> _WRITTEN PROBLEM_: Rewrite the listing below, replacing "Description with numbered items" with "Description with reference numerals" wherever it occurs and leaving everything else unchanged.

++++

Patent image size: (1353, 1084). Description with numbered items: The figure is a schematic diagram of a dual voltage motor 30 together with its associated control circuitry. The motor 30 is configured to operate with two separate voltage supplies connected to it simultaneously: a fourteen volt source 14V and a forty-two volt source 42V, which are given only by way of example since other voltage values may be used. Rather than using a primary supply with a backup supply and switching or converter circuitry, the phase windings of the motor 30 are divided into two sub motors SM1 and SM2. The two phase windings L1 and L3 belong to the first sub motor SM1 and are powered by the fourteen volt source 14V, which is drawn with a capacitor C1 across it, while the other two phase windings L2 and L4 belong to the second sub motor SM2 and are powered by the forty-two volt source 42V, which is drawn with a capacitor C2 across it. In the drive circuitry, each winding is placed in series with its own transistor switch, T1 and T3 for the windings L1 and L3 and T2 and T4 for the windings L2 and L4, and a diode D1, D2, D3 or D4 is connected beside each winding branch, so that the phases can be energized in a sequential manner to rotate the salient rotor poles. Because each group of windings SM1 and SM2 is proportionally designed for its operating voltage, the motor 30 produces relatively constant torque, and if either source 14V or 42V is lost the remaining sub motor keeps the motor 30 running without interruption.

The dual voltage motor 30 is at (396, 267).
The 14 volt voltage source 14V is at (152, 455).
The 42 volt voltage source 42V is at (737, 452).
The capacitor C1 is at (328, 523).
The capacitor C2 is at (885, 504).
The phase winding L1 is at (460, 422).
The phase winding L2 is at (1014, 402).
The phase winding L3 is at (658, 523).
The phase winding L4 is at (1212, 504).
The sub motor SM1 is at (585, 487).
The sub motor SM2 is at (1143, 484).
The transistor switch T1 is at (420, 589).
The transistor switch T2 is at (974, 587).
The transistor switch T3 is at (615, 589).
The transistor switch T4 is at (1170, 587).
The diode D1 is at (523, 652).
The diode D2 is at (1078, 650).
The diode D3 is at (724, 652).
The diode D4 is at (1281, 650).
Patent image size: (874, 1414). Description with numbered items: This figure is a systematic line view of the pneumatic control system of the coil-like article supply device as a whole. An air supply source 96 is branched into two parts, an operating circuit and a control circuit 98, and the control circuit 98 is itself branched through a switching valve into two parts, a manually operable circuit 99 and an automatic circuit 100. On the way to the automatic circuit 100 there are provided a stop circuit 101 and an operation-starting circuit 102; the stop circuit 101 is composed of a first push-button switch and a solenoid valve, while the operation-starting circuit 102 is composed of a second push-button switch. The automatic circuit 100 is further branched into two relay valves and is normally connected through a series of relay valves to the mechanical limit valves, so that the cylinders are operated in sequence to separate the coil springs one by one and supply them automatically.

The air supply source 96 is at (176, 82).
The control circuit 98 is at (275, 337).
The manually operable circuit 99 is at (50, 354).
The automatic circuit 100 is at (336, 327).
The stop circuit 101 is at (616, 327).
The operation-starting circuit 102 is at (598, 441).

++++

> _RESPONSE TO THIS TASK_:
Patent image size: (1353, 1084). Description with reference numerals: The figure is a schematic diagram of a dual voltage motor 30 together with its associated control circuitry. The motor 30 is configured to operate with two separate voltage supplies connected to it simultaneously: a fourteen volt source 14V and a forty-two volt source 42V, which are given only by way of example since other voltage values may be used. Rather than using a primary supply with a backup supply and switching or converter circuitry, the phase windings of the motor 30 are divided into two sub motors SM1 and SM2. The two phase windings L1 and L3 belong to the first sub motor SM1 and are powered by the fourteen volt source 14V, which is drawn with a capacitor C1 across it, while the other two phase windings L2 and L4 belong to the second sub motor SM2 and are powered by the forty-two volt source 42V, which is drawn with a capacitor C2 across it. In the drive circuitry, each winding is placed in series with its own transistor switch, T1 and T3 for the windings L1 and L3 and T2 and T4 for the windings L2 and L4, and a diode D1, D2, D3 or D4 is connected beside each winding branch, so that the phases can be energized in a sequential manner to rotate the salient rotor poles. Because each group of windings SM1 and SM2 is proportionally designed for its operating voltage, the motor 30 produces relatively constant torque, and if either source 14V or 42V is lost the remaining sub motor keeps the motor 30 running without interruption.

The dual voltage motor 30 is at (396, 267).
The 14 volt voltage source 14V is at (152, 455).
The 42 volt voltage source 42V is at (737, 452).
The capacitor C1 is at (328, 523).
The capacitor C2 is at (885, 504).
The phase winding L1 is at (460, 422).
The phase winding L2 is at (1014, 402).
The phase winding L3 is at (658, 523).
The phase winding L4 is at (1212, 504).
The sub motor SM1 is at (585, 487).
The sub motor SM2 is at (1143, 484).
The transistor switch T1 is at (420, 589).
The transistor switch T2 is at (974, 587).
The transistor switch T3 is at (615, 589).
The transistor switch T4 is at (1170, 587).
The diode D1 is at (523, 652).
The diode D2 is at (1078, 650).
The diode D3 is at (724, 652).
The diode D4 is at (1281, 650).
Patent image size: (874, 1414). Description with reference numerals: This figure is a systematic line view of the pneumatic control system of the coil-like article supply device as a whole. An air supply source 96 is branched into two parts, an operating circuit and a control circuit 98, and the control circuit 98 is itself branched through a switching valve into two parts, a manually operable circuit 99 and an automatic circuit 100. On the way to the automatic circuit 100 there are provided a stop circuit 101 and an operation-starting circuit 102; the stop circuit 101 is composed of a first push-button switch and a solenoid valve, while the operation-starting circuit 102 is composed of a second push-button switch. The automatic circuit 100 is further branched into two relay valves and is normally connected through a series of relay valves to the mechanical limit valves, so that the cylinders are operated in sequence to separate the coil springs one by one and supply them automatically.

The air supply source 96 is at (176, 82).
The control circuit 98 is at (275, 337).
The manually operable circuit 99 is at (50, 354).
The automatic circuit 100 is at (336, 327).
The stop circuit 101 is at (616, 327).
The operation-starting circuit 102 is at (598, 441).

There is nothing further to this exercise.